The listing below is the input. Say how many of its lines contain "detached", giving the number alone.
-=-=-=-=-
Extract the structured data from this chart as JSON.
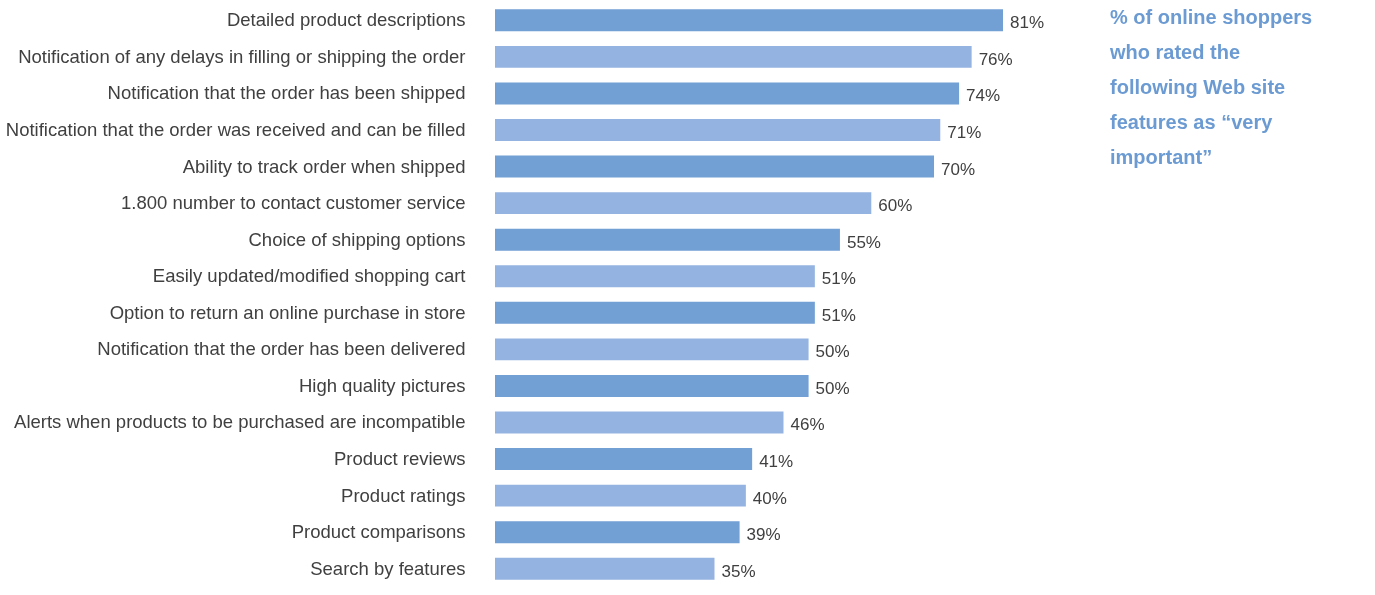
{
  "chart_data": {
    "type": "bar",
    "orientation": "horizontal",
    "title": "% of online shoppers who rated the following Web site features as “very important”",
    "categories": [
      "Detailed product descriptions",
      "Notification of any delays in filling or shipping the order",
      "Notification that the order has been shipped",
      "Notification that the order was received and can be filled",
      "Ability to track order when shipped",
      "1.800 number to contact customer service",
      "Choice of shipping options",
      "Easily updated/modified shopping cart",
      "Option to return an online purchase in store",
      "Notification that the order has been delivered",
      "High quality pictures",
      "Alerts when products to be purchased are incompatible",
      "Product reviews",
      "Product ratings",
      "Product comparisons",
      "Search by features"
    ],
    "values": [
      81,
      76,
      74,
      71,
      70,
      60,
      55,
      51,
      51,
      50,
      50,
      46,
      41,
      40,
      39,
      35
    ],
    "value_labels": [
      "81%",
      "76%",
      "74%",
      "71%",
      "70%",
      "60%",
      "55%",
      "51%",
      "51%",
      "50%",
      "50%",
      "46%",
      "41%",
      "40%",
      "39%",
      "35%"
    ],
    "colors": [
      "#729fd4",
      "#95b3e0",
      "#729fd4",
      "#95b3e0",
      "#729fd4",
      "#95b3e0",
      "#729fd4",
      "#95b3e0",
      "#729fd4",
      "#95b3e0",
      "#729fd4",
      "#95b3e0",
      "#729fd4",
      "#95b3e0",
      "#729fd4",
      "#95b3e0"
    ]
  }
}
-=-=-=-=-
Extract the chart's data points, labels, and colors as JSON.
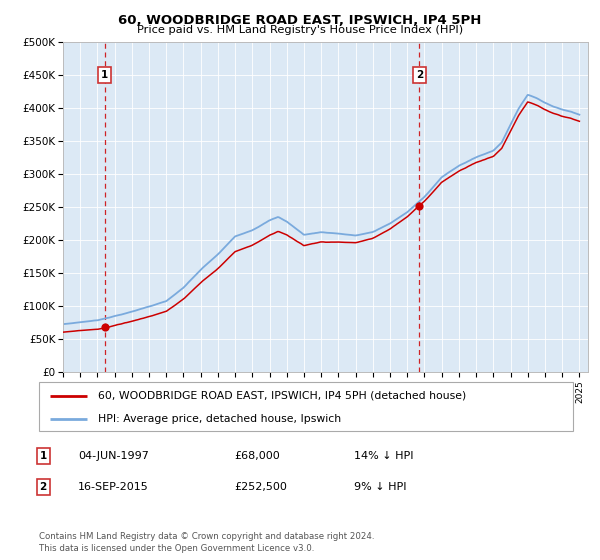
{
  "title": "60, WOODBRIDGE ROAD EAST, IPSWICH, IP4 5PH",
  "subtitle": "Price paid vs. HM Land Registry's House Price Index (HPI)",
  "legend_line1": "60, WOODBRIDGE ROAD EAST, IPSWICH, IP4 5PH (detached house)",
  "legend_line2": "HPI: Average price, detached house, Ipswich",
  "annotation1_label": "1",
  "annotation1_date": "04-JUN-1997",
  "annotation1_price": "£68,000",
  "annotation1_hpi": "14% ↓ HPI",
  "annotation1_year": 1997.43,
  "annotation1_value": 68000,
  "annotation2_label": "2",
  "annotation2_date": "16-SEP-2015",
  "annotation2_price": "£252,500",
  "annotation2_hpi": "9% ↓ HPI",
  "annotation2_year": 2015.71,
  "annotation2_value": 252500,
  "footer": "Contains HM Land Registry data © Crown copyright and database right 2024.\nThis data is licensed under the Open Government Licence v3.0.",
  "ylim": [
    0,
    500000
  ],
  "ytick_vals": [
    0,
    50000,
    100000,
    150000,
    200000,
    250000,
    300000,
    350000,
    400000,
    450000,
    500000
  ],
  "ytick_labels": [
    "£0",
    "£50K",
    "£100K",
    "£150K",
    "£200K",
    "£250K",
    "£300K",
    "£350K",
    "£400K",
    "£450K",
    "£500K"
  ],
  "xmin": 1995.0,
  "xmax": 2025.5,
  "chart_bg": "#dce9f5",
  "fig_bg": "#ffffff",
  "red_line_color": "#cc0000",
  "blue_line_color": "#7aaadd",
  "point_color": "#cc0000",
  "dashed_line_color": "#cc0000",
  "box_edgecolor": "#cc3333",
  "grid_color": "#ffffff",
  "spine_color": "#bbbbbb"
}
-=-=-=-=-
Response to the task: 2